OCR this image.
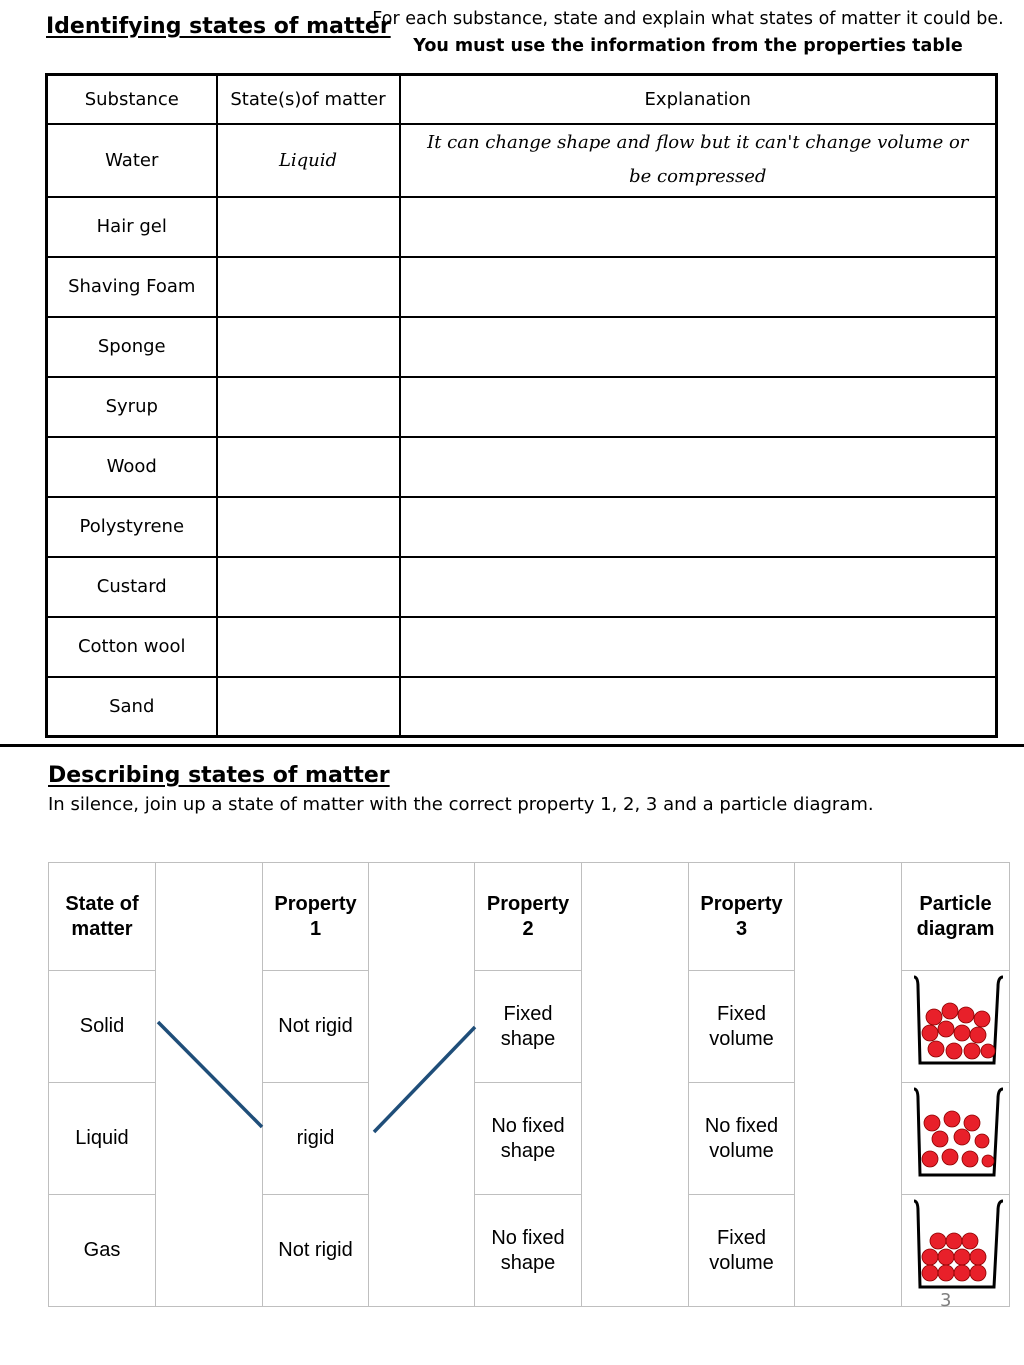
Identifying states of matter
For each substance, state and explain what states of matter it could be.
You must use the information from the properties table
Substance	State(s)of matter	Explanation
Water	Liquid	It can change shape and flow but it can't change volume or
be compressed
Hair gel		
Shaving Foam		
Sponge		
Syrup		
Wood		
Polystyrene		
Custard		
Cotton wool		
Sand		
Describing states of matter
In silence, join up a state of matter with the correct property 1, 2, 3 and a particle diagram.
State of matter		Property 1		Property 2		Property 3		Particle diagram
Solid		Not rigid		Fixed shape		Fixed volume		
Liquid		rigid		No fixed shape		No fixed volume		
Gas		Not rigid		No fixed shape		Fixed volume		
3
----
• _Instructions to follow_:
Output the entries above exactly, without their pictures.

• _Expected output_:
OCR this image.
Identifying states of matter
For each substance, state and explain what states of matter it could be.
You must use the information from the properties table
Substance	State(s)of matter	Explanation
Water	Liquid	It can change shape and flow but it can't change volume or
be compressed
Hair gel		
Shaving Foam		
Sponge		
Syrup		
Wood		
Polystyrene		
Custard		
Cotton wool		
Sand		
Describing states of matter
In silence, join up a state of matter with the correct property 1, 2, 3 and a particle diagram.
State of matter		Property 1		Property 2		Property 3		Particle diagram
Solid		Not rigid		Fixed shape		Fixed volume		
Liquid		rigid		No fixed shape		No fixed volume		
Gas		Not rigid		No fixed shape		Fixed volume		
3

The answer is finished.